WORK TO BE COMPLETED
Repeat the records below exactly, leaving out any pictures.

======== TASK INPUT ========

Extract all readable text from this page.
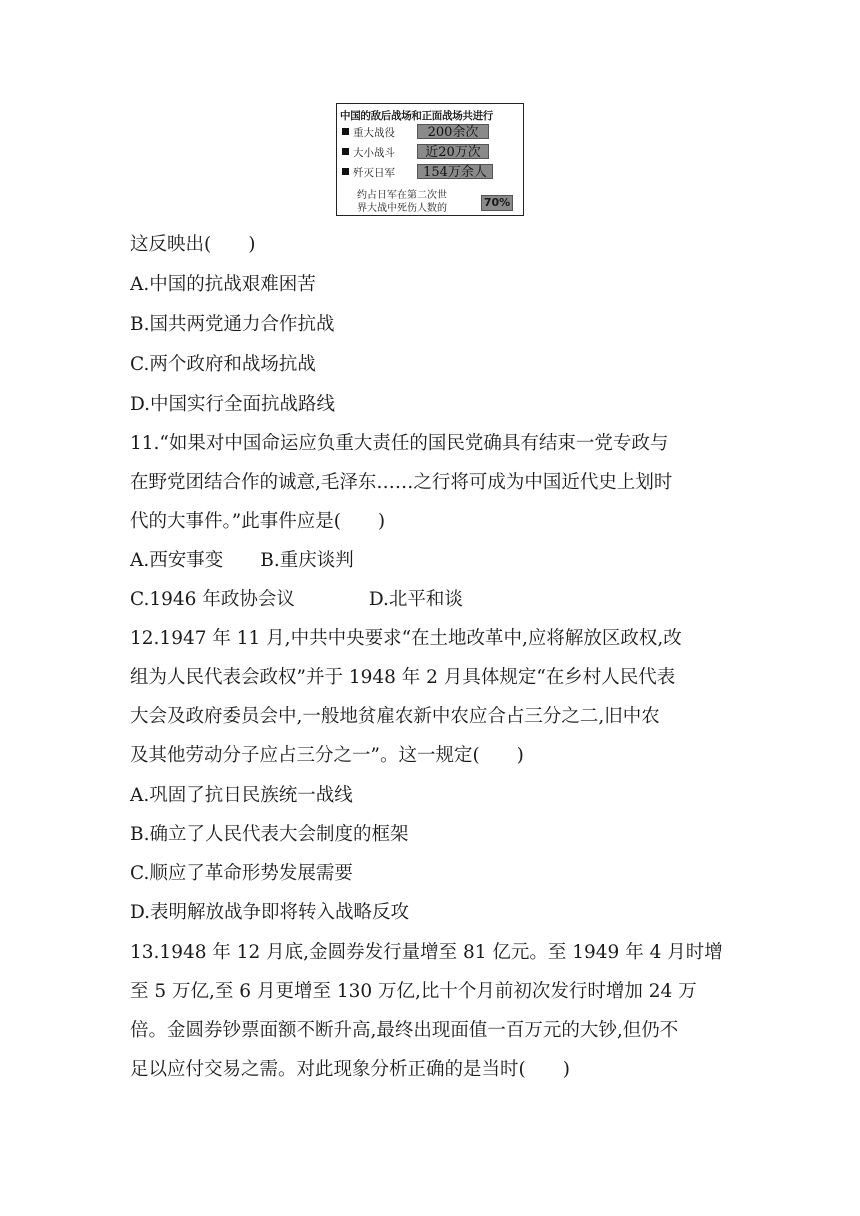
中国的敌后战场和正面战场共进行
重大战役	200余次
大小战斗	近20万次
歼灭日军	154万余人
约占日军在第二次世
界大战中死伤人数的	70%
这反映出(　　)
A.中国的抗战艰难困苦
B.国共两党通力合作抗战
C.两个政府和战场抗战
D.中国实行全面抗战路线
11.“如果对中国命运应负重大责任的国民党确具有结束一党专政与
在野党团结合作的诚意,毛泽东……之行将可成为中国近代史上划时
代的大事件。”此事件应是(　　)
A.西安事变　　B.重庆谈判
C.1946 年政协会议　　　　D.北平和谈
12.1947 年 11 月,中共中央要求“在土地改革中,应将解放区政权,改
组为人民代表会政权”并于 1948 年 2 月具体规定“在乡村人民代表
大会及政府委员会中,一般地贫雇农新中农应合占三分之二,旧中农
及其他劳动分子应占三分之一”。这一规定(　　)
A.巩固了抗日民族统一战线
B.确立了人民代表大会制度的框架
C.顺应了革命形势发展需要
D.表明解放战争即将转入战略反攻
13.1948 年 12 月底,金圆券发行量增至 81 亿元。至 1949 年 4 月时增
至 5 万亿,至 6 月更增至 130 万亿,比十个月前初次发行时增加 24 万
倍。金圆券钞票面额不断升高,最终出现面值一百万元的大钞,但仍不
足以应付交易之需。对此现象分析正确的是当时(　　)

========

OUTPUT
Extract all readable text from this page.
中国的敌后战场和正面战场共进行
重大战役	200余次
大小战斗	近20万次
歼灭日军	154万余人
约占日军在第二次世
界大战中死伤人数的	70%
这反映出(　　)
A.中国的抗战艰难困苦
B.国共两党通力合作抗战
C.两个政府和战场抗战
D.中国实行全面抗战路线
11.“如果对中国命运应负重大责任的国民党确具有结束一党专政与
在野党团结合作的诚意,毛泽东……之行将可成为中国近代史上划时
代的大事件。”此事件应是(　　)
A.西安事变　　B.重庆谈判
C.1946 年政协会议　　　　D.北平和谈
12.1947 年 11 月,中共中央要求“在土地改革中,应将解放区政权,改
组为人民代表会政权”并于 1948 年 2 月具体规定“在乡村人民代表
大会及政府委员会中,一般地贫雇农新中农应合占三分之二,旧中农
及其他劳动分子应占三分之一”。这一规定(　　)
A.巩固了抗日民族统一战线
B.确立了人民代表大会制度的框架
C.顺应了革命形势发展需要
D.表明解放战争即将转入战略反攻
13.1948 年 12 月底,金圆券发行量增至 81 亿元。至 1949 年 4 月时增
至 5 万亿,至 6 月更增至 130 万亿,比十个月前初次发行时增加 24 万
倍。金圆券钞票面额不断升高,最终出现面值一百万元的大钞,但仍不
足以应付交易之需。对此现象分析正确的是当时(　　)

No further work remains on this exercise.